┌──

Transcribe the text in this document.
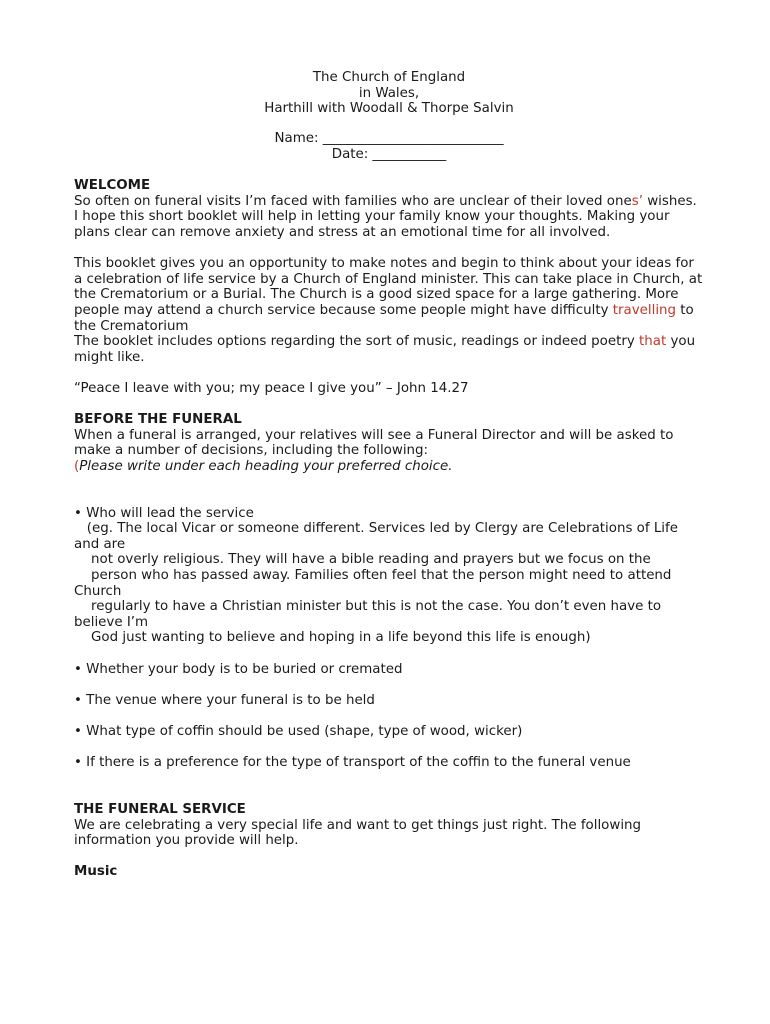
The Church of England

in Wales,

Harthill with Woodall & Thorpe Salvin

Name: ___________________________

Date: ___________

WELCOME

So often on funeral visits I’m faced with families who are unclear of their loved ones’ wishes. I hope this short booklet will help in letting your family know your thoughts. Making your plans clear can remove anxiety and stress at an emotional time for all involved.

This booklet gives you an opportunity to make notes and begin to think about your ideas for a celebration of life service by a Church of England minister. This can take place in Church, at the Crematorium or a Burial. The Church is a good sized space for a large gathering. More people may attend a church service because some people might have difficulty travelling to the Crematorium

The booklet includes options regarding the sort of music, readings or indeed poetry that you might like.

“Peace I leave with you; my peace I give you” – John 14.27

BEFORE THE FUNERAL

When a funeral is arranged, your relatives will see a Funeral Director and will be asked to make a number of decisions, including the following:

(Please write under each heading your preferred choice.

• Who will lead the service

(eg. The local Vicar or someone different. Services led by Clergy are Celebrations of Life and are

not overly religious. They will have a bible reading and prayers but we focus on the

person who has passed away. Families often feel that the person might need to attend Church

regularly to have a Christian minister but this is not the case. You don’t even have to believe I’m

God just wanting to believe and hoping in a life beyond this life is enough)

• Whether your body is to be buried or cremated

• The venue where your funeral is to be held

• What type of coffin should be used (shape, type of wood, wicker)

• If there is a preference for the type of transport of the coffin to the funeral venue

THE FUNERAL SERVICE

We are celebrating a very special life and want to get things just right. The following information you provide will help.

Music
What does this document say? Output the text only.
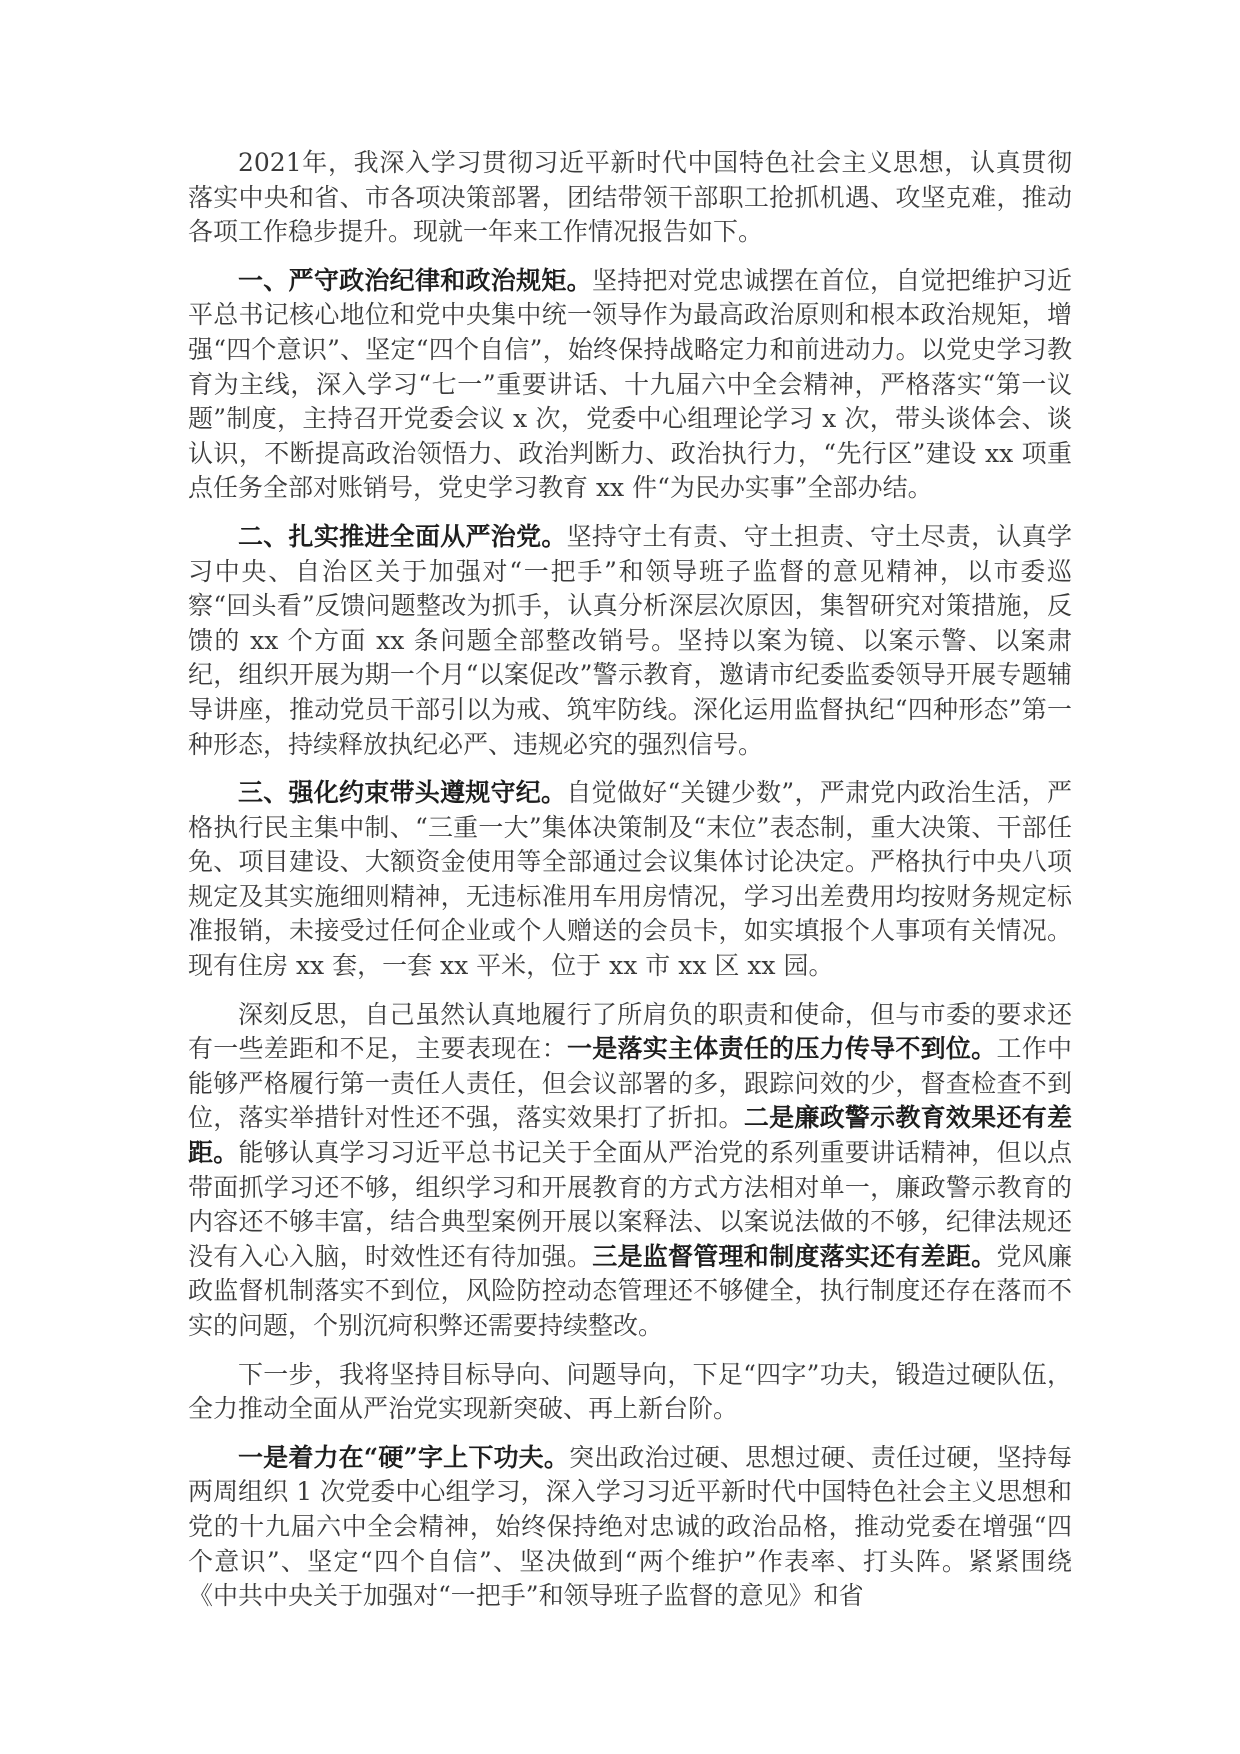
2021年，我深入学习贯彻习近平新时代中国特色社会主义思想，认真贯彻落实中央和省、市各项决策部署，团结带领干部职工抢抓机遇、攻坚克难，推动各项工作稳步提升。现就一年来工作情况报告如下。

一、严守政治纪律和政治规矩。坚持把对党忠诚摆在首位，自觉把维护习近平总书记核心地位和党中央集中统一领导作为最高政治原则和根本政治规矩，增强“四个意识”、坚定“四个自信”，始终保持战略定力和前进动力。以党史学习教育为主线，深入学习“七一”重要讲话、十九届六中全会精神，严格落实“第一议题”制度，主持召开党委会议 x 次，党委中心组理论学习 x 次，带头谈体会、谈认识，不断提高政治领悟力、政治判断力、政治执行力，“先行区”建设 xx 项重点任务全部对账销号，党史学习教育 xx 件“为民办实事”全部办结。

二、扎实推进全面从严治党。坚持守土有责、守土担责、守土尽责，认真学习中央、自治区关于加强对“一把手”和领导班子监督的意见精神，以市委巡察“回头看”反馈问题整改为抓手，认真分析深层次原因，集智研究对策措施，反馈的 xx 个方面 xx 条问题全部整改销号。坚持以案为镜、以案示警、以案肃纪，组织开展为期一个月“以案促改”警示教育，邀请市纪委监委领导开展专题辅导讲座，推动党员干部引以为戒、筑牢防线。深化运用监督执纪“四种形态”第一种形态，持续释放执纪必严、违规必究的强烈信号。

三、强化约束带头遵规守纪。自觉做好“关键少数”，严肃党内政治生活，严格执行民主集中制、“三重一大”集体决策制及“末位”表态制，重大决策、干部任免、项目建设、大额资金使用等全部通过会议集体讨论决定。严格执行中央八项规定及其实施细则精神，无违标准用车用房情况，学习出差费用均按财务规定标准报销，未接受过任何企业或个人赠送的会员卡，如实填报个人事项有关情况。现有住房 xx 套，一套 xx 平米，位于 xx 市 xx 区 xx 园。

深刻反思，自己虽然认真地履行了所肩负的职责和使命，但与市委的要求还有一些差距和不足，主要表现在：一是落实主体责任的压力传导不到位。工作中能够严格履行第一责任人责任，但会议部署的多，跟踪问效的少，督查检查不到位，落实举措针对性还不强，落实效果打了折扣。二是廉政警示教育效果还有差距。能够认真学习习近平总书记关于全面从严治党的系列重要讲话精神，但以点带面抓学习还不够，组织学习和开展教育的方式方法相对单一，廉政警示教育的内容还不够丰富，结合典型案例开展以案释法、以案说法做的不够，纪律法规还没有入心入脑，时效性还有待加强。三是监督管理和制度落实还有差距。党风廉政监督机制落实不到位，风险防控动态管理还不够健全，执行制度还存在落而不实的问题，个别沉疴积弊还需要持续整改。

下一步，我将坚持目标导向、问题导向，下足“四字”功夫，锻造过硬队伍，全力推动全面从严治党实现新突破、再上新台阶。

一是着力在“硬”字上下功夫。突出政治过硬、思想过硬、责任过硬，坚持每两周组织 1 次党委中心组学习，深入学习习近平新时代中国特色社会主义思想和党的十九届六中全会精神，始终保持绝对忠诚的政治品格，推动党委在增强“四个意识”、坚定“四个自信”、坚决做到“两个维护”作表率、打头阵。紧紧围绕《中共中央关于加强对“一把手”和领导班子监督的意见》和省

└──

#### Exercise:
Would you return the data exactly as written, without the pictures?

#### Exercise result:
Transcribe the text in this document.
The Church of England

in Wales,

Harthill with Woodall & Thorpe Salvin

Name: ___________________________

Date: ___________

WELCOME

So often on funeral visits I’m faced with families who are unclear of their loved ones’ wishes. I hope this short booklet will help in letting your family know your thoughts. Making your plans clear can remove anxiety and stress at an emotional time for all involved.

This booklet gives you an opportunity to make notes and begin to think about your ideas for a celebration of life service by a Church of England minister. This can take place in Church, at the Crematorium or a Burial. The Church is a good sized space for a large gathering. More people may attend a church service because some people might have difficulty travelling to the Crematorium

The booklet includes options regarding the sort of music, readings or indeed poetry that you might like.

“Peace I leave with you; my peace I give you” – John 14.27

BEFORE THE FUNERAL

When a funeral is arranged, your relatives will see a Funeral Director and will be asked to make a number of decisions, including the following:

(Please write under each heading your preferred choice.

• Who will lead the service

(eg. The local Vicar or someone different. Services led by Clergy are Celebrations of Life and are

not overly religious. They will have a bible reading and prayers but we focus on the

person who has passed away. Families often feel that the person might need to attend Church

regularly to have a Christian minister but this is not the case. You don’t even have to believe I’m

God just wanting to believe and hoping in a life beyond this life is enough)

• Whether your body is to be buried or cremated

• The venue where your funeral is to be held

• What type of coffin should be used (shape, type of wood, wicker)

• If there is a preference for the type of transport of the coffin to the funeral venue

THE FUNERAL SERVICE

We are celebrating a very special life and want to get things just right. The following information you provide will help.

Music
What does this document say? Output the text only.
2021年，我深入学习贯彻习近平新时代中国特色社会主义思想，认真贯彻落实中央和省、市各项决策部署，团结带领干部职工抢抓机遇、攻坚克难，推动各项工作稳步提升。现就一年来工作情况报告如下。

一、严守政治纪律和政治规矩。坚持把对党忠诚摆在首位，自觉把维护习近平总书记核心地位和党中央集中统一领导作为最高政治原则和根本政治规矩，增强“四个意识”、坚定“四个自信”，始终保持战略定力和前进动力。以党史学习教育为主线，深入学习“七一”重要讲话、十九届六中全会精神，严格落实“第一议题”制度，主持召开党委会议 x 次，党委中心组理论学习 x 次，带头谈体会、谈认识，不断提高政治领悟力、政治判断力、政治执行力，“先行区”建设 xx 项重点任务全部对账销号，党史学习教育 xx 件“为民办实事”全部办结。

二、扎实推进全面从严治党。坚持守土有责、守土担责、守土尽责，认真学习中央、自治区关于加强对“一把手”和领导班子监督的意见精神，以市委巡察“回头看”反馈问题整改为抓手，认真分析深层次原因，集智研究对策措施，反馈的 xx 个方面 xx 条问题全部整改销号。坚持以案为镜、以案示警、以案肃纪，组织开展为期一个月“以案促改”警示教育，邀请市纪委监委领导开展专题辅导讲座，推动党员干部引以为戒、筑牢防线。深化运用监督执纪“四种形态”第一种形态，持续释放执纪必严、违规必究的强烈信号。

三、强化约束带头遵规守纪。自觉做好“关键少数”，严肃党内政治生活，严格执行民主集中制、“三重一大”集体决策制及“末位”表态制，重大决策、干部任免、项目建设、大额资金使用等全部通过会议集体讨论决定。严格执行中央八项规定及其实施细则精神，无违标准用车用房情况，学习出差费用均按财务规定标准报销，未接受过任何企业或个人赠送的会员卡，如实填报个人事项有关情况。现有住房 xx 套，一套 xx 平米，位于 xx 市 xx 区 xx 园。

深刻反思，自己虽然认真地履行了所肩负的职责和使命，但与市委的要求还有一些差距和不足，主要表现在：一是落实主体责任的压力传导不到位。工作中能够严格履行第一责任人责任，但会议部署的多，跟踪问效的少，督查检查不到位，落实举措针对性还不强，落实效果打了折扣。二是廉政警示教育效果还有差距。能够认真学习习近平总书记关于全面从严治党的系列重要讲话精神，但以点带面抓学习还不够，组织学习和开展教育的方式方法相对单一，廉政警示教育的内容还不够丰富，结合典型案例开展以案释法、以案说法做的不够，纪律法规还没有入心入脑，时效性还有待加强。三是监督管理和制度落实还有差距。党风廉政监督机制落实不到位，风险防控动态管理还不够健全，执行制度还存在落而不实的问题，个别沉疴积弊还需要持续整改。

下一步，我将坚持目标导向、问题导向，下足“四字”功夫，锻造过硬队伍，全力推动全面从严治党实现新突破、再上新台阶。

一是着力在“硬”字上下功夫。突出政治过硬、思想过硬、责任过硬，坚持每两周组织 1 次党委中心组学习，深入学习习近平新时代中国特色社会主义思想和党的十九届六中全会精神，始终保持绝对忠诚的政治品格，推动党委在增强“四个意识”、坚定“四个自信”、坚决做到“两个维护”作表率、打头阵。紧紧围绕《中共中央关于加强对“一把手”和领导班子监督的意见》和省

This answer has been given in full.